**Passage to read**:

════════

The thinking was that Facebook might quickly go the way of MySpace, or Instagram would just be another Friendster—here for a good time, but not for a long time.
The mediums have continually evolved, but by now it has long been clear that almost every business, no matter how small, needs a strategy to keep up and connect with customers socially. Over the past year I’ve been able to grow my presence on social media dramatically. I experiment. A year ago I didn’t quite understand TikTok. Now, two of my short videos amassed over 1 million views combined within weeks, and earned more than 70,000 likes.
If you’re anxious or unsure about how to grow your social media presence, and thus your business’s reputation, let me help you. To start, let’s talk about how most businesspeople approach these mediums. The biggest concerns I hear when it comes to social media are, No. 1, finding time to create content and, No. 2, knowing what to create as content. The latter problem is easier to solve.
It starts by listening. Stop pretending you know what other people want to hear and listen to what they are saying. Search for the questions people are asking about your industry. It’s fair game to spy on other businesspeople, your competitors, to see what they are posting.

════════

[Item position entries]
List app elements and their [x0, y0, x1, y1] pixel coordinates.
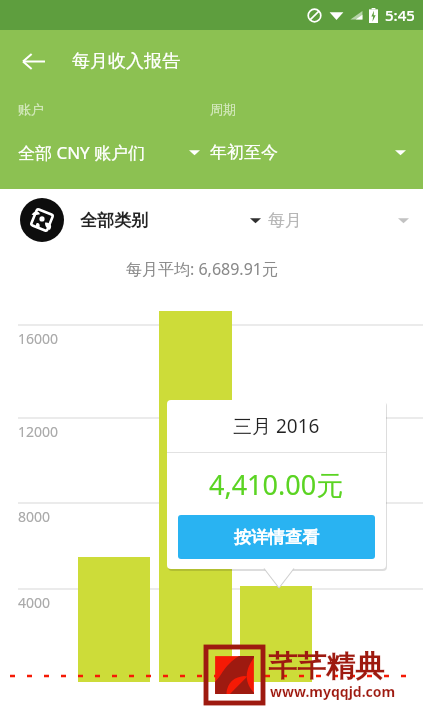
button[interactable]: 按详情查看 [178, 515, 375, 559]
button[interactable]: 年初至今 [204, 132, 412, 172]
staticText: 16000 [18, 329, 59, 348]
staticText: 年初至今 [210, 142, 278, 163]
staticText: 每月平均: 6,689.91元 [126, 258, 278, 280]
staticText: 每月收入报告 [72, 50, 180, 73]
staticText: 4,410.00元 [209, 466, 344, 503]
staticText: 周期 [210, 101, 236, 117]
staticText: 全部类别 [80, 210, 148, 231]
button[interactable]: 全部 CNY 账户们 [10, 132, 200, 172]
staticText: 按详情查看 [234, 527, 319, 548]
staticText: 12000 [18, 422, 59, 441]
button[interactable]: Back [10, 38, 56, 84]
button[interactable]: 每月 [250, 199, 415, 241]
staticText: 每月 [268, 210, 302, 231]
staticText: 8000 [18, 507, 51, 526]
staticText: www.myqqjd.com [270, 682, 396, 701]
staticText: 账户 [18, 101, 44, 117]
button[interactable]: 全部类别 [20, 195, 250, 245]
staticText: 三月 2016 [233, 413, 320, 439]
staticText: 芊芊精典 [268, 648, 384, 685]
staticText: 全部 CNY 账户们 [18, 141, 146, 164]
staticText: 4000 [18, 593, 51, 612]
staticText: 5:45 [385, 5, 415, 25]
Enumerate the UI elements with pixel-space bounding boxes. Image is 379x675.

════════

**Task statement**: Extend the piece on building a business's social media presence, picking up after its final sentence. The material plays no part in what comes next.

**Exercise response**:
Once you start truly listening to your potential customers, you can apply authenticity to your social media approach. It’s just another place for you to serve them. The combination you are looking for is some business, some fun and something about you.
As for the first problem I mentioned above—finding enough time to create social content—I suggest that you don’t try to be everywhere. Go all in on one or two platforms, the places where your buyers are most likely to engage with you (if you’re not sure, start with Facebook or Instagram). Make a commitment: Identify what time in the day you will be spending 30-60 minutes creating and scheduling social media content, whatever it may be. Join ongoing conversations by commenting and liking your friends’ and colleagues’ posts. Practice this engagement throughout the day or specifically at the time you’ve set.
When I say “go all in,” I mean it. You should be a constant presence, such that your customers or audience can’t miss you. Post four, five, maybe six times a day. Post to stories, post to your page, mix things up and do a video, and keep it coming.
If you still can’t think of anything to create, I like the acronym STAY. It goes like this:
Show and tell the world what you have for sale, who you helped, how your company is doing and so on.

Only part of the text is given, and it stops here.